**** SUPPLIED DATA

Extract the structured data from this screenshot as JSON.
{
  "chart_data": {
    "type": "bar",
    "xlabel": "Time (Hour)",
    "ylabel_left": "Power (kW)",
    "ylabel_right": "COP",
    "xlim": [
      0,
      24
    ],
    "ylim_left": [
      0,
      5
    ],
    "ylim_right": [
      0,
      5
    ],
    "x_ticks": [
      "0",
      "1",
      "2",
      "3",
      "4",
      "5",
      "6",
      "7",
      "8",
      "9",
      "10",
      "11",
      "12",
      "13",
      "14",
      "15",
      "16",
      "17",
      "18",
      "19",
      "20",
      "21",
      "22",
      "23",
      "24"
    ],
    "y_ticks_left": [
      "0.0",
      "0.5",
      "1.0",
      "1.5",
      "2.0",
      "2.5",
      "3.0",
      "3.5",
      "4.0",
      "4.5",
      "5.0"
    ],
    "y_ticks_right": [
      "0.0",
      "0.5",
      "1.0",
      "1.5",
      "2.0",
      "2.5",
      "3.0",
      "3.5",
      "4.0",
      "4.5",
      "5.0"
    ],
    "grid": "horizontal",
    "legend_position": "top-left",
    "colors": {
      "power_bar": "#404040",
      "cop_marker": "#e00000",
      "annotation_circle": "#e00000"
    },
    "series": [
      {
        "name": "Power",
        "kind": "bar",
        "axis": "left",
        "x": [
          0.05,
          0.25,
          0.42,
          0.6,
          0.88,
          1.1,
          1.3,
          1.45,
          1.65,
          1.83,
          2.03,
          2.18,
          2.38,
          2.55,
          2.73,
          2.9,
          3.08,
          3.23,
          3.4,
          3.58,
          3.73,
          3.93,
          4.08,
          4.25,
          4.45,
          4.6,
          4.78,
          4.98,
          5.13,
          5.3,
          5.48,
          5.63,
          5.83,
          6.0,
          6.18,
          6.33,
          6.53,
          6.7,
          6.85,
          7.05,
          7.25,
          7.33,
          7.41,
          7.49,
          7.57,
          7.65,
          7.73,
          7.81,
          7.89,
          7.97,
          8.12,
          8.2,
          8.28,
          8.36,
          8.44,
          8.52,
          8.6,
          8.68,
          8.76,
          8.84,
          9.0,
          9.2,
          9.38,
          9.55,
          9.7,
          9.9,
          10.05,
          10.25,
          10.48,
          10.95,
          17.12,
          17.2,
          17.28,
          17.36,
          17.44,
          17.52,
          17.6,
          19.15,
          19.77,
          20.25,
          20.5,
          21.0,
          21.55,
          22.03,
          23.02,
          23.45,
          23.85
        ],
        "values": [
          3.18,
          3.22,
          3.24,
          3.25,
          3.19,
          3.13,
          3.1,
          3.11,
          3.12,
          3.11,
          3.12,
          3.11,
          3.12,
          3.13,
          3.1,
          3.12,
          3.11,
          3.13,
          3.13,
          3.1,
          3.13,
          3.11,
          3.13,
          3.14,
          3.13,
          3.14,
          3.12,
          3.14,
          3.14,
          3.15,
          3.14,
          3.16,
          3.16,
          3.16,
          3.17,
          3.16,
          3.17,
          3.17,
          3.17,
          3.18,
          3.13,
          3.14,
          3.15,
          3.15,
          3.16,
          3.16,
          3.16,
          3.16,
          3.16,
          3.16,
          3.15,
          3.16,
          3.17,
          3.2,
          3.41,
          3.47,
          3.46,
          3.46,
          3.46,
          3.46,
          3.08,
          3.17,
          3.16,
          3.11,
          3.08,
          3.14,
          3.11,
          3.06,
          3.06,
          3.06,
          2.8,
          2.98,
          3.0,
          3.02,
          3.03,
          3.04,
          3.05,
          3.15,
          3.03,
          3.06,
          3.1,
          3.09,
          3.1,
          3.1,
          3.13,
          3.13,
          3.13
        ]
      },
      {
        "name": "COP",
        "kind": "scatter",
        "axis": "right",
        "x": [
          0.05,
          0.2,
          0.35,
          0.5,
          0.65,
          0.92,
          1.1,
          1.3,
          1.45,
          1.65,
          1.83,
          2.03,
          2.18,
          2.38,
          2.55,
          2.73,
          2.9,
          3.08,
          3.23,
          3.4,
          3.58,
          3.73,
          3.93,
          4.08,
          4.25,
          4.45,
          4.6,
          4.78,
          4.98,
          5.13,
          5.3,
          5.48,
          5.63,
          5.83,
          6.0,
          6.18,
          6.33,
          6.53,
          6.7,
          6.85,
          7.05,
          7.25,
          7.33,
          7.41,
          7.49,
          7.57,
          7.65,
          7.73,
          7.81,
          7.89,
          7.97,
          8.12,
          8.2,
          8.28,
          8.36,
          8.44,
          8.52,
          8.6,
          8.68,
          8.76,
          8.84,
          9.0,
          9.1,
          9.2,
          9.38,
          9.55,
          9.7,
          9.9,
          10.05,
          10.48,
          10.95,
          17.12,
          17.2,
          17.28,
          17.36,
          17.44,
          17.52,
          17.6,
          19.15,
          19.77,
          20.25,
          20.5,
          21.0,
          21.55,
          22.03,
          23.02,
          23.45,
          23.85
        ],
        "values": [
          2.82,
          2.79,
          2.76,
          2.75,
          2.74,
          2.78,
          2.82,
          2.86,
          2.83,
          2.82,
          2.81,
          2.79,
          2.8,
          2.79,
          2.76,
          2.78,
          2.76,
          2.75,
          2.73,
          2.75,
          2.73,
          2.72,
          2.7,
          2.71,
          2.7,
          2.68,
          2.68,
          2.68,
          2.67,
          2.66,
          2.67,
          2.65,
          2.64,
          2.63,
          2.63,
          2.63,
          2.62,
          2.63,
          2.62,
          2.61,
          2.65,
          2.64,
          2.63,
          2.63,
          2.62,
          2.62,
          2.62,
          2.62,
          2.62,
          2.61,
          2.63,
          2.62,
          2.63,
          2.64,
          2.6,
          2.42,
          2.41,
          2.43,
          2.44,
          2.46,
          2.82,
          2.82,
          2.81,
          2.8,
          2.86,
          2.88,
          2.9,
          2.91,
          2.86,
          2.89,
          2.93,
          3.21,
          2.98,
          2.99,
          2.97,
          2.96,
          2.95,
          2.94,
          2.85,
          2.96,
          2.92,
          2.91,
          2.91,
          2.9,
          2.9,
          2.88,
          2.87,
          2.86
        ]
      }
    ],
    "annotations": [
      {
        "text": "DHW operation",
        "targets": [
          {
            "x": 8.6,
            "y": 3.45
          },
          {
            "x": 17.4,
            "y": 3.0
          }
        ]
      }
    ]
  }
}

********

● **AIM**:
Repeat every record, keeping each word and mark exactly as it is.

● **FINAL RESULT**:
Extract the structured data from this screenshot as JSON.
{
  "chart_data": {
    "type": "bar",
    "xlabel": "Time (Hour)",
    "ylabel_left": "Power (kW)",
    "ylabel_right": "COP",
    "xlim": [
      0,
      24
    ],
    "ylim_left": [
      0,
      5
    ],
    "ylim_right": [
      0,
      5
    ],
    "x_ticks": [
      "0",
      "1",
      "2",
      "3",
      "4",
      "5",
      "6",
      "7",
      "8",
      "9",
      "10",
      "11",
      "12",
      "13",
      "14",
      "15",
      "16",
      "17",
      "18",
      "19",
      "20",
      "21",
      "22",
      "23",
      "24"
    ],
    "y_ticks_left": [
      "0.0",
      "0.5",
      "1.0",
      "1.5",
      "2.0",
      "2.5",
      "3.0",
      "3.5",
      "4.0",
      "4.5",
      "5.0"
    ],
    "y_ticks_right": [
      "0.0",
      "0.5",
      "1.0",
      "1.5",
      "2.0",
      "2.5",
      "3.0",
      "3.5",
      "4.0",
      "4.5",
      "5.0"
    ],
    "grid": "horizontal",
    "legend_position": "top-left",
    "colors": {
      "power_bar": "#404040",
      "cop_marker": "#e00000",
      "annotation_circle": "#e00000"
    },
    "series": [
      {
        "name": "Power",
        "kind": "bar",
        "axis": "left",
        "x": [
          0.05,
          0.25,
          0.42,
          0.6,
          0.88,
          1.1,
          1.3,
          1.45,
          1.65,
          1.83,
          2.03,
          2.18,
          2.38,
          2.55,
          2.73,
          2.9,
          3.08,
          3.23,
          3.4,
          3.58,
          3.73,
          3.93,
          4.08,
          4.25,
          4.45,
          4.6,
          4.78,
          4.98,
          5.13,
          5.3,
          5.48,
          5.63,
          5.83,
          6.0,
          6.18,
          6.33,
          6.53,
          6.7,
          6.85,
          7.05,
          7.25,
          7.33,
          7.41,
          7.49,
          7.57,
          7.65,
          7.73,
          7.81,
          7.89,
          7.97,
          8.12,
          8.2,
          8.28,
          8.36,
          8.44,
          8.52,
          8.6,
          8.68,
          8.76,
          8.84,
          9.0,
          9.2,
          9.38,
          9.55,
          9.7,
          9.9,
          10.05,
          10.25,
          10.48,
          10.95,
          17.12,
          17.2,
          17.28,
          17.36,
          17.44,
          17.52,
          17.6,
          19.15,
          19.77,
          20.25,
          20.5,
          21.0,
          21.55,
          22.03,
          23.02,
          23.45,
          23.85
        ],
        "values": [
          3.18,
          3.22,
          3.24,
          3.25,
          3.19,
          3.13,
          3.1,
          3.11,
          3.12,
          3.11,
          3.12,
          3.11,
          3.12,
          3.13,
          3.1,
          3.12,
          3.11,
          3.13,
          3.13,
          3.1,
          3.13,
          3.11,
          3.13,
          3.14,
          3.13,
          3.14,
          3.12,
          3.14,
          3.14,
          3.15,
          3.14,
          3.16,
          3.16,
          3.16,
          3.17,
          3.16,
          3.17,
          3.17,
          3.17,
          3.18,
          3.13,
          3.14,
          3.15,
          3.15,
          3.16,
          3.16,
          3.16,
          3.16,
          3.16,
          3.16,
          3.15,
          3.16,
          3.17,
          3.2,
          3.41,
          3.47,
          3.46,
          3.46,
          3.46,
          3.46,
          3.08,
          3.17,
          3.16,
          3.11,
          3.08,
          3.14,
          3.11,
          3.06,
          3.06,
          3.06,
          2.8,
          2.98,
          3.0,
          3.02,
          3.03,
          3.04,
          3.05,
          3.15,
          3.03,
          3.06,
          3.1,
          3.09,
          3.1,
          3.1,
          3.13,
          3.13,
          3.13
        ]
      },
      {
        "name": "COP",
        "kind": "scatter",
        "axis": "right",
        "x": [
          0.05,
          0.2,
          0.35,
          0.5,
          0.65,
          0.92,
          1.1,
          1.3,
          1.45,
          1.65,
          1.83,
          2.03,
          2.18,
          2.38,
          2.55,
          2.73,
          2.9,
          3.08,
          3.23,
          3.4,
          3.58,
          3.73,
          3.93,
          4.08,
          4.25,
          4.45,
          4.6,
          4.78,
          4.98,
          5.13,
          5.3,
          5.48,
          5.63,
          5.83,
          6.0,
          6.18,
          6.33,
          6.53,
          6.7,
          6.85,
          7.05,
          7.25,
          7.33,
          7.41,
          7.49,
          7.57,
          7.65,
          7.73,
          7.81,
          7.89,
          7.97,
          8.12,
          8.2,
          8.28,
          8.36,
          8.44,
          8.52,
          8.6,
          8.68,
          8.76,
          8.84,
          9.0,
          9.1,
          9.2,
          9.38,
          9.55,
          9.7,
          9.9,
          10.05,
          10.48,
          10.95,
          17.12,
          17.2,
          17.28,
          17.36,
          17.44,
          17.52,
          17.6,
          19.15,
          19.77,
          20.25,
          20.5,
          21.0,
          21.55,
          22.03,
          23.02,
          23.45,
          23.85
        ],
        "values": [
          2.82,
          2.79,
          2.76,
          2.75,
          2.74,
          2.78,
          2.82,
          2.86,
          2.83,
          2.82,
          2.81,
          2.79,
          2.8,
          2.79,
          2.76,
          2.78,
          2.76,
          2.75,
          2.73,
          2.75,
          2.73,
          2.72,
          2.7,
          2.71,
          2.7,
          2.68,
          2.68,
          2.68,
          2.67,
          2.66,
          2.67,
          2.65,
          2.64,
          2.63,
          2.63,
          2.63,
          2.62,
          2.63,
          2.62,
          2.61,
          2.65,
          2.64,
          2.63,
          2.63,
          2.62,
          2.62,
          2.62,
          2.62,
          2.62,
          2.61,
          2.63,
          2.62,
          2.63,
          2.64,
          2.6,
          2.42,
          2.41,
          2.43,
          2.44,
          2.46,
          2.82,
          2.82,
          2.81,
          2.8,
          2.86,
          2.88,
          2.9,
          2.91,
          2.86,
          2.89,
          2.93,
          3.21,
          2.98,
          2.99,
          2.97,
          2.96,
          2.95,
          2.94,
          2.85,
          2.96,
          2.92,
          2.91,
          2.91,
          2.9,
          2.9,
          2.88,
          2.87,
          2.86
        ]
      }
    ],
    "annotations": [
      {
        "text": "DHW operation",
        "targets": [
          {
            "x": 8.6,
            "y": 3.45
          },
          {
            "x": 17.4,
            "y": 3.0
          }
        ]
      }
    ]
  }
}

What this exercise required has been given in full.